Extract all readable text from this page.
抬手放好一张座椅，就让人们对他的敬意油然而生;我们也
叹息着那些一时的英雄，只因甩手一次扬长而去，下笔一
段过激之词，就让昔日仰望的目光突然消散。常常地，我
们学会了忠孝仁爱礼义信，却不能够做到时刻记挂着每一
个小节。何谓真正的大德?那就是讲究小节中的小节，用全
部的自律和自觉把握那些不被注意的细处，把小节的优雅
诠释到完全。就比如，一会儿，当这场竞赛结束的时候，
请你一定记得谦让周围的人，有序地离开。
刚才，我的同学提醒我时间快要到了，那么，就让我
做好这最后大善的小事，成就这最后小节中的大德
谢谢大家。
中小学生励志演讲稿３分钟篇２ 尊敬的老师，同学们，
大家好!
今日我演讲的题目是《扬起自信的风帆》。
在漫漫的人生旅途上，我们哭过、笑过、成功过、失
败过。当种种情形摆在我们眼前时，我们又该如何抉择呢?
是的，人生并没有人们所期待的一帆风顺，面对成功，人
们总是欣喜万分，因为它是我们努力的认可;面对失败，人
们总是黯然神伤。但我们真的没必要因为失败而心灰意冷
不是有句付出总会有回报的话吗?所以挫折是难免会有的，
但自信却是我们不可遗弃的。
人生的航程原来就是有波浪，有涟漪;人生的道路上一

-- -- --

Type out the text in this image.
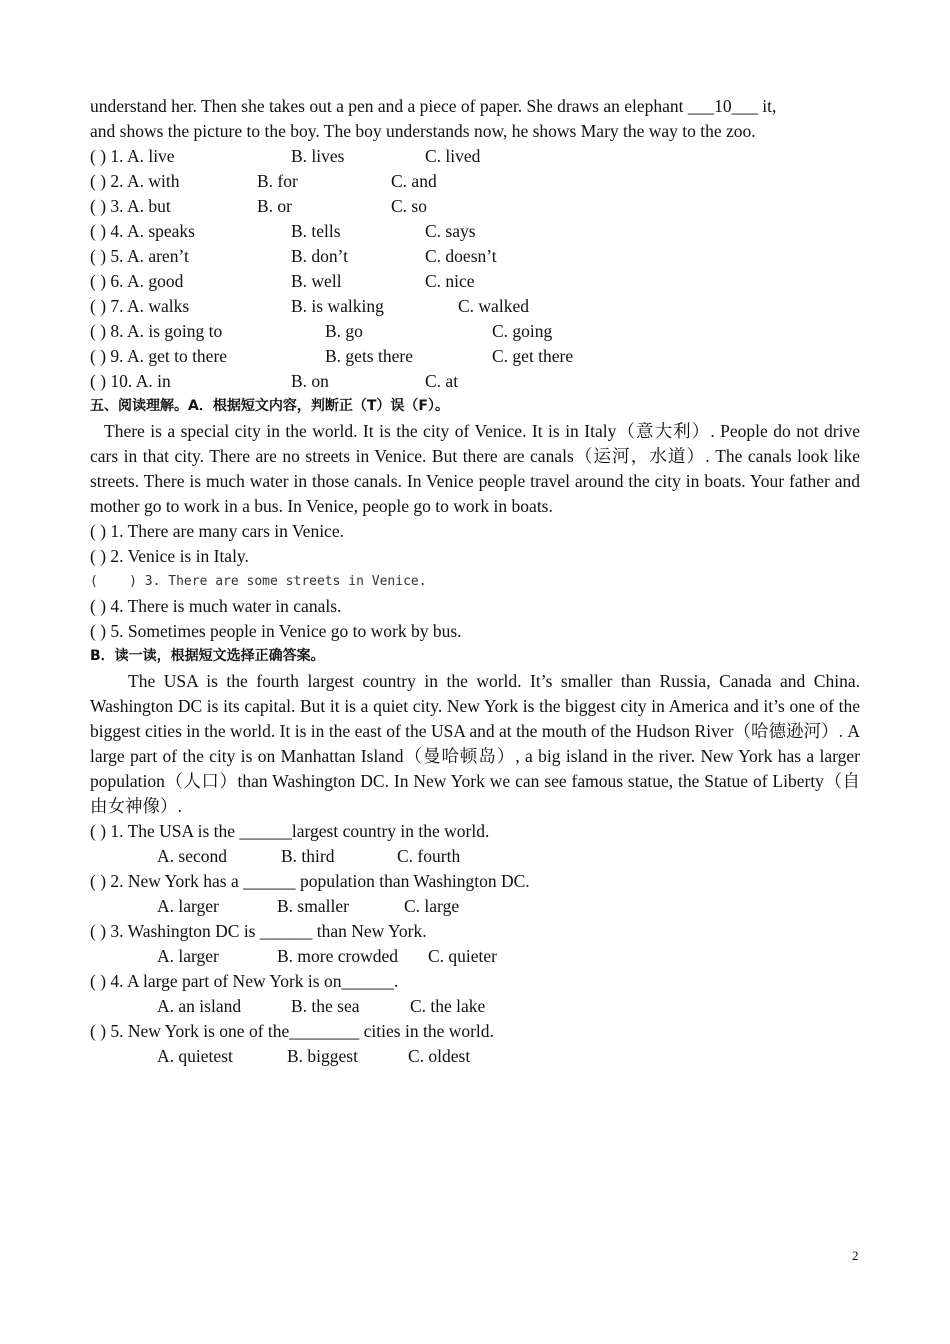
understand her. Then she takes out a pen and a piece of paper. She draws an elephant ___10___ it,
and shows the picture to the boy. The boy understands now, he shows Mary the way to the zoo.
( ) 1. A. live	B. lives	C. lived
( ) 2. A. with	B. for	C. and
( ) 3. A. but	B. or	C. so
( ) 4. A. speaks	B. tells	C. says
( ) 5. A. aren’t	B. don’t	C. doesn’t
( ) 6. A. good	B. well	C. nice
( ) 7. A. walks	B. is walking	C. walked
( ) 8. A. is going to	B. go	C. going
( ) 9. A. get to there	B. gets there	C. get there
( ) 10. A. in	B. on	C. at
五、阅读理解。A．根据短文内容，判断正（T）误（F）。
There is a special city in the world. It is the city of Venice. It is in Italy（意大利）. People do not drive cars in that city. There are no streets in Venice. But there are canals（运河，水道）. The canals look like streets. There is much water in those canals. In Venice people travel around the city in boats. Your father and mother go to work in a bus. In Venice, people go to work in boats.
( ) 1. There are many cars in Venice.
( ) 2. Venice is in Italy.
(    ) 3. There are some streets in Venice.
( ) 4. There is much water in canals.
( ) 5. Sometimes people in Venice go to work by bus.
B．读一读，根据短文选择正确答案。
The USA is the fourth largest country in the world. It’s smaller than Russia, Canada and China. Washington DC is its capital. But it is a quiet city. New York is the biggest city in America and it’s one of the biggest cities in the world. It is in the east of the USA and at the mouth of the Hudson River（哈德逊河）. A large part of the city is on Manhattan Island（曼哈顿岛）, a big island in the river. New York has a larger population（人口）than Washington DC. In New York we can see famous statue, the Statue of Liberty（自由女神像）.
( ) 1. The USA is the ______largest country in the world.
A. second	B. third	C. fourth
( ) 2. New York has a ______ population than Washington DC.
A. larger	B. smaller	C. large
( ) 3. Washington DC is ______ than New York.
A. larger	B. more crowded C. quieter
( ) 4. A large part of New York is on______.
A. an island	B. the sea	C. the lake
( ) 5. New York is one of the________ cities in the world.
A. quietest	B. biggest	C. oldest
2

-- -- --

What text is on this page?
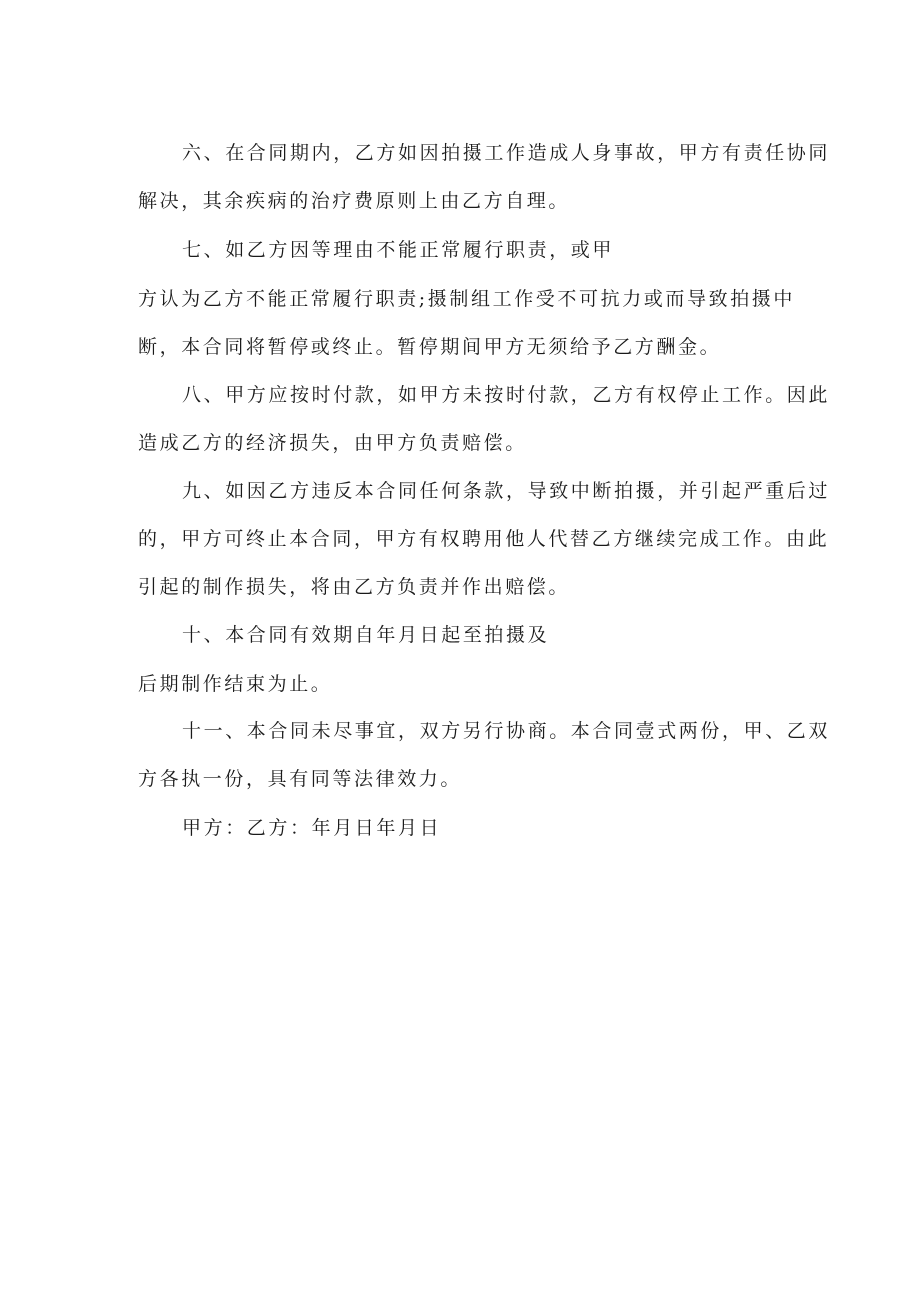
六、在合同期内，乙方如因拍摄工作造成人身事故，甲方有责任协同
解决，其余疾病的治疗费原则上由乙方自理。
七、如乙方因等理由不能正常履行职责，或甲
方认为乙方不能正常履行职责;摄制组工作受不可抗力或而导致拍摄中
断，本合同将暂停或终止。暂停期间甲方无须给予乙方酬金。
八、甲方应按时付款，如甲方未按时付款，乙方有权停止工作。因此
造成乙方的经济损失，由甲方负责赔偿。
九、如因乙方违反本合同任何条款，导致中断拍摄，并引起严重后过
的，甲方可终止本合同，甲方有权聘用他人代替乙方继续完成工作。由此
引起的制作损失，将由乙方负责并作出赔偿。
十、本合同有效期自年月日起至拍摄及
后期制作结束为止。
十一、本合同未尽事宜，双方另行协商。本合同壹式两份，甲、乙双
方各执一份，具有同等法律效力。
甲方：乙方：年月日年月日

-- -- --

#### Your objective:
Extract all lines from the data in which "page" is found.

#### Full solution:
Extract all readable text from this page.
What text is on this page?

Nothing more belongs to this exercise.